SOURCE DATA:

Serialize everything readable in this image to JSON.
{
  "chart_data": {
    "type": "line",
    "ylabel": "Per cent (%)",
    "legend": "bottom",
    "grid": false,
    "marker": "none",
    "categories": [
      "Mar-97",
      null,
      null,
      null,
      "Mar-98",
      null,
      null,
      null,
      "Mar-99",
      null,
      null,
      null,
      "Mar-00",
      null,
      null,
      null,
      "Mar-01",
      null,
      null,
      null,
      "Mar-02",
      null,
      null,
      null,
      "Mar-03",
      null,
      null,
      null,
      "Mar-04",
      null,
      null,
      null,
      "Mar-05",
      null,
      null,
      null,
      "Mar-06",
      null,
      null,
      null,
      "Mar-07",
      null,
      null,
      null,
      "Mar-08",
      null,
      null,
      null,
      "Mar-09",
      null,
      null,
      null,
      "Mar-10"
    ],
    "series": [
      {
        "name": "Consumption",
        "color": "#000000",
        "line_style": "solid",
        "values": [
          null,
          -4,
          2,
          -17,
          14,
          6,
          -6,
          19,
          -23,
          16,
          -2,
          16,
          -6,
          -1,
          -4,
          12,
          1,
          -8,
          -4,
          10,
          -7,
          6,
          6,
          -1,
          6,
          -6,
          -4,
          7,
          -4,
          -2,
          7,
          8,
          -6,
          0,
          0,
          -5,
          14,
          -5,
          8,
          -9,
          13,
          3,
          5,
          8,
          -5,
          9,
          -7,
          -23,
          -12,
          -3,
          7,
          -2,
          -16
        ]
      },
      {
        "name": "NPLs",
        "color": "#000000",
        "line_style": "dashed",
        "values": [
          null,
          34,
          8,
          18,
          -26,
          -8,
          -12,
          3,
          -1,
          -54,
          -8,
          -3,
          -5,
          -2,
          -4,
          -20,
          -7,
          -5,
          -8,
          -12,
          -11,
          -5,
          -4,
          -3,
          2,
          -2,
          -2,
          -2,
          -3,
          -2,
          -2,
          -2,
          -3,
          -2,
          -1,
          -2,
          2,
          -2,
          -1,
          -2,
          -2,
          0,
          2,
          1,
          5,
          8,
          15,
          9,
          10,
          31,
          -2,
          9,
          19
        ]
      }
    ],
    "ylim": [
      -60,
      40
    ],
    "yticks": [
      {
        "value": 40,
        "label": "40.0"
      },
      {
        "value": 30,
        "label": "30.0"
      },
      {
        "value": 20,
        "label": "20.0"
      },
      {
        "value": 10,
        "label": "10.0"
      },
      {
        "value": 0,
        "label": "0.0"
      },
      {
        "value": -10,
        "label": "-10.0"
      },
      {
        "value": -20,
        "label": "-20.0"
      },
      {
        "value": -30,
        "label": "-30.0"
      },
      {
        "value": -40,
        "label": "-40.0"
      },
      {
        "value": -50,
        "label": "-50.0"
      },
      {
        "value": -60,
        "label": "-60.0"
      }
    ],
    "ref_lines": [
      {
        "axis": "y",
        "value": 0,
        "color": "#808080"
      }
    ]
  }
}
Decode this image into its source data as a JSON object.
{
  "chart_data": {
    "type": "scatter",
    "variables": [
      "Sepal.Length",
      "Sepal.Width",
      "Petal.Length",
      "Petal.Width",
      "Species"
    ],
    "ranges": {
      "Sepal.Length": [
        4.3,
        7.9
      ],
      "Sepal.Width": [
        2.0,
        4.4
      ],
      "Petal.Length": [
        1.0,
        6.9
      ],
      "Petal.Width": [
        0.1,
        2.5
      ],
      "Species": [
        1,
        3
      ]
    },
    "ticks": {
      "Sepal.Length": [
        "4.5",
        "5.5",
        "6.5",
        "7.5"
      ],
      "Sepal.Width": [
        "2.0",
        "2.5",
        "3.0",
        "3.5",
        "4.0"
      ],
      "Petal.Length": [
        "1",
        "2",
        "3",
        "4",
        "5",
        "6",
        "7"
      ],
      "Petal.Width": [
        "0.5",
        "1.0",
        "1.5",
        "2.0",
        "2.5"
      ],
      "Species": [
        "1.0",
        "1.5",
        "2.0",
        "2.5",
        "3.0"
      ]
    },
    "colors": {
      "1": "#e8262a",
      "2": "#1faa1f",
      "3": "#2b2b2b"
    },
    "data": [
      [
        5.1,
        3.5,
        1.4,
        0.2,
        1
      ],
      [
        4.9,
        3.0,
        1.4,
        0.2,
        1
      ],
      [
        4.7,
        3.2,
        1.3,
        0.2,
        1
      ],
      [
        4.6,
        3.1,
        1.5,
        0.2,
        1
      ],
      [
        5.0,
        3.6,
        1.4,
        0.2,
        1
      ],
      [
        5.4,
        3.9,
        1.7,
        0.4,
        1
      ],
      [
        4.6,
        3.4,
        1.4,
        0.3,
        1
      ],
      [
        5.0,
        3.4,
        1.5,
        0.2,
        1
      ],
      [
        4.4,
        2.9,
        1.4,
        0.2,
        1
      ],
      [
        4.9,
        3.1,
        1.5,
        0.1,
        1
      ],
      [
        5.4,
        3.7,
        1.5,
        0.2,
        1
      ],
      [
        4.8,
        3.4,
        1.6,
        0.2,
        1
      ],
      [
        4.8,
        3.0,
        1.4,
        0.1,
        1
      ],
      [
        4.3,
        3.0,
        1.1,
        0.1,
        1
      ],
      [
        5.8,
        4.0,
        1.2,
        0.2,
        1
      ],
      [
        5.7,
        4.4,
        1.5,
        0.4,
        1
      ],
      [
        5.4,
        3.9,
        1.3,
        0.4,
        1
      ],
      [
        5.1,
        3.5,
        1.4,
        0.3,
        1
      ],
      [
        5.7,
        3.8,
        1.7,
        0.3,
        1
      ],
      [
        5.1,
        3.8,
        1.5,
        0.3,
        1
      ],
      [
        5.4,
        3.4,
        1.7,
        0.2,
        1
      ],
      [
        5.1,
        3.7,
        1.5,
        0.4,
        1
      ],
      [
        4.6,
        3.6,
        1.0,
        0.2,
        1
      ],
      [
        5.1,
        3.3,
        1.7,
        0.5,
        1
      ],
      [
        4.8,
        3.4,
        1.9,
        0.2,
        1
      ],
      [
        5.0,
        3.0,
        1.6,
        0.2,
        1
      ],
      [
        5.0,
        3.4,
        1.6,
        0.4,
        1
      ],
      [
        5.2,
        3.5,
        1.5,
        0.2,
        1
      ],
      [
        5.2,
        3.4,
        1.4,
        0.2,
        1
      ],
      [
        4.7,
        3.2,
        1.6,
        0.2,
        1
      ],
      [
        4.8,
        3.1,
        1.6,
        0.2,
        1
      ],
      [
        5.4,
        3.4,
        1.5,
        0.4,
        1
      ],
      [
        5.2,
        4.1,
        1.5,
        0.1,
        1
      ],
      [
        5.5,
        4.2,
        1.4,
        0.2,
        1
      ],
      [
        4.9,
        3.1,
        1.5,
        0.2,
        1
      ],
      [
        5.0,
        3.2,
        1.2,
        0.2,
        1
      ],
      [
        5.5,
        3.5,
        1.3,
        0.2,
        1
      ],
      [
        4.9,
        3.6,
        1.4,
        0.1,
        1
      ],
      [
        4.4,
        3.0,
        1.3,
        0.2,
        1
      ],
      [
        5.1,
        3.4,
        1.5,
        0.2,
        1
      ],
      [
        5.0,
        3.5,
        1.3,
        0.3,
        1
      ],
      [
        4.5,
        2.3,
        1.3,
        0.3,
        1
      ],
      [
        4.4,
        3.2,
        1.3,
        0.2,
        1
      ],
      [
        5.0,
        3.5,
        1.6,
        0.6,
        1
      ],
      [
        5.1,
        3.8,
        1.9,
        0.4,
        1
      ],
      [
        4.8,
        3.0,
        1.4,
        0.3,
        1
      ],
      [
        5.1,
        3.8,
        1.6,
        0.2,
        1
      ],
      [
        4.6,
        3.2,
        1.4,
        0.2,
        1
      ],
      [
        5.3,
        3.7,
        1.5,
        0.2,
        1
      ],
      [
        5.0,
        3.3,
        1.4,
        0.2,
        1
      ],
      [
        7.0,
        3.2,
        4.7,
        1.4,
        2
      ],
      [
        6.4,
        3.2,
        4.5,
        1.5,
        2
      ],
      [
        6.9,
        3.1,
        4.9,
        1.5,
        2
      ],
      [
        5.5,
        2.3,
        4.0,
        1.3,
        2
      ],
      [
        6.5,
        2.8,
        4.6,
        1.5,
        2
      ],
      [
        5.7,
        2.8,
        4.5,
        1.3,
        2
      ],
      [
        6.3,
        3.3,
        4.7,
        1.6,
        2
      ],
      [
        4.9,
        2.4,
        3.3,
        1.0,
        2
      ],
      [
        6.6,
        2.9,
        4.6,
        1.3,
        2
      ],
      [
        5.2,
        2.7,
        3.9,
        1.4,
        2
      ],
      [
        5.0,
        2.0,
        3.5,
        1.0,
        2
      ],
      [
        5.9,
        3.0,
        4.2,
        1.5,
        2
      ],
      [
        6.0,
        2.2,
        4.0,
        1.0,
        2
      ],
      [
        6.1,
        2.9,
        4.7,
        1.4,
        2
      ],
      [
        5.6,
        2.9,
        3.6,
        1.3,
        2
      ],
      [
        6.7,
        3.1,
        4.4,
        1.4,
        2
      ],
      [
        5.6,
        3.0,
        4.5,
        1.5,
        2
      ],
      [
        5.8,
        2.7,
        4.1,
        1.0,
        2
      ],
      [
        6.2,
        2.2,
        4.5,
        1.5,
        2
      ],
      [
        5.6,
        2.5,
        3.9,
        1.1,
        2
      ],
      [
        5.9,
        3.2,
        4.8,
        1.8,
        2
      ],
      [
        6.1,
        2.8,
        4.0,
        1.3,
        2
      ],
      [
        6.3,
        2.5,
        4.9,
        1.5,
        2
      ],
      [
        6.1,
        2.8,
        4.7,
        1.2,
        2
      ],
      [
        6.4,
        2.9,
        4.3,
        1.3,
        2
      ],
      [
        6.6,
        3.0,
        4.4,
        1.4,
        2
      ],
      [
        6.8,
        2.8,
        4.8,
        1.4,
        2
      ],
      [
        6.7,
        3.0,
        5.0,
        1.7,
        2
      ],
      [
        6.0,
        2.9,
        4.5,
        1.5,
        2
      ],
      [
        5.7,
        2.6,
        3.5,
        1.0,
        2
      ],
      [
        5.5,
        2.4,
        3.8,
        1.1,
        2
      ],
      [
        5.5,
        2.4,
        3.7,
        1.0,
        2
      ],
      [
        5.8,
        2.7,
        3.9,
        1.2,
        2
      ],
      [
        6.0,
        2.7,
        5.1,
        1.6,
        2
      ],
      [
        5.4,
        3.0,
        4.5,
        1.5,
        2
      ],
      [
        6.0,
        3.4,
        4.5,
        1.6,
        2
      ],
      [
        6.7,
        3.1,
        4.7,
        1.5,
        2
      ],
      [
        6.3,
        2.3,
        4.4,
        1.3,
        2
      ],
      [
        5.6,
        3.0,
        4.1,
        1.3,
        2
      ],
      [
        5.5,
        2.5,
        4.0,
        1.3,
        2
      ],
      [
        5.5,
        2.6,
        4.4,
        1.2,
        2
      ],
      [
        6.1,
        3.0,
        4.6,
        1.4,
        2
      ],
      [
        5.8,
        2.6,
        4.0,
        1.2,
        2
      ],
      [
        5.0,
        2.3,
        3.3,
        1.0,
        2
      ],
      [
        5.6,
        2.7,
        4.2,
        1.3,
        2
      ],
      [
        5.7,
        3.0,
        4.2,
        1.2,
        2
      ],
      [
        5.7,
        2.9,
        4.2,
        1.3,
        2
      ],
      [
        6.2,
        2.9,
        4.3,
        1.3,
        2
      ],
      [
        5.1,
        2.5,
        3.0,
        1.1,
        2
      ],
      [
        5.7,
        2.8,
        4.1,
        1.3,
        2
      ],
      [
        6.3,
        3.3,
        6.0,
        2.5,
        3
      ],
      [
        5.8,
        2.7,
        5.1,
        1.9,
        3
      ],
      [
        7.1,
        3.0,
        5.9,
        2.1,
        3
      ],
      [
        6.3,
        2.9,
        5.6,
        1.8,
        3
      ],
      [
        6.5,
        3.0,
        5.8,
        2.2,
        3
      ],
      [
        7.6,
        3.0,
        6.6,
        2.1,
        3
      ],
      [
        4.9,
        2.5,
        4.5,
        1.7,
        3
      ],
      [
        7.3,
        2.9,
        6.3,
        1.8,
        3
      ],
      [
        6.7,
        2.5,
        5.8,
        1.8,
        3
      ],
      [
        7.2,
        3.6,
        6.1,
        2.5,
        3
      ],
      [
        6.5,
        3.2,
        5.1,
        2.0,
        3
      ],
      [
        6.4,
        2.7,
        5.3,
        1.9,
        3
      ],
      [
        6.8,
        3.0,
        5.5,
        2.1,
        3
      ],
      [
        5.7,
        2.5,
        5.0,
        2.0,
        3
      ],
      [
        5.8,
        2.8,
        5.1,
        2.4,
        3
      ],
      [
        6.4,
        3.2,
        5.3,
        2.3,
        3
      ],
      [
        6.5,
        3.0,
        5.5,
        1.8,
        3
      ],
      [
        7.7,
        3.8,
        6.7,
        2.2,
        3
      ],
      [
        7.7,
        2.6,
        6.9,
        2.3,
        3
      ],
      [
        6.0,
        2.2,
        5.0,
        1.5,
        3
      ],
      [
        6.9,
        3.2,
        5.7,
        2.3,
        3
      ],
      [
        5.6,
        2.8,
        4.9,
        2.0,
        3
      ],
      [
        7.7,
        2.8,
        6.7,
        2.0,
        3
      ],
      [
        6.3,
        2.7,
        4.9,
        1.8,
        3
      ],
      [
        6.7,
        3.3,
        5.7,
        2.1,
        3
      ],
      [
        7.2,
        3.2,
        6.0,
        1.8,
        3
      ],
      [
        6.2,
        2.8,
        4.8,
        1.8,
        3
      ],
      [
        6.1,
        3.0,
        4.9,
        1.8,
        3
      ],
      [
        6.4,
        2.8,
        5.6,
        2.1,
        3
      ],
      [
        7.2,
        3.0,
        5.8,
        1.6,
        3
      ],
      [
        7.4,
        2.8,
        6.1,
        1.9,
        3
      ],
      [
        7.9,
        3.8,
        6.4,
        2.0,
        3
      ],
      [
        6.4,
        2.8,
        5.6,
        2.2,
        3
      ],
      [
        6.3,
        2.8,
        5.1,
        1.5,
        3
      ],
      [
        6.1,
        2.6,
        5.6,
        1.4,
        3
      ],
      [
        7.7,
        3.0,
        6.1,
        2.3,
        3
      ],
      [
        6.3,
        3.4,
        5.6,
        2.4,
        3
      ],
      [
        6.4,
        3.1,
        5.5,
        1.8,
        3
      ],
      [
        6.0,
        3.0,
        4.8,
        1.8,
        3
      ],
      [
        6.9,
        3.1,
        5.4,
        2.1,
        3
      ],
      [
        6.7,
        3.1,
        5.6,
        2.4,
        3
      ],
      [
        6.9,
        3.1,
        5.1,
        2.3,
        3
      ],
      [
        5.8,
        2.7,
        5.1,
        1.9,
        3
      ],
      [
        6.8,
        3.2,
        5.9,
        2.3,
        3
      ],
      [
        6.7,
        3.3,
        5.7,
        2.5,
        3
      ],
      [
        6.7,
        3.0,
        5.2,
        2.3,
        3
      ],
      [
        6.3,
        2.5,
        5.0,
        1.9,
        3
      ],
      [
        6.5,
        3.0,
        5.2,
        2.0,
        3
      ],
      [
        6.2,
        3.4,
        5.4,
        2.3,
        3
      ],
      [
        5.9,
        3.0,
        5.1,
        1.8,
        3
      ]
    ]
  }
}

EXERCISE OBJECTIVE: Pick out every line above that holds the word "JSON" and copy it.

RESPONSE FOR THIS EXERCISE:
Serialize everything readable in this image to JSON.
Decode this image into its source data as a JSON object.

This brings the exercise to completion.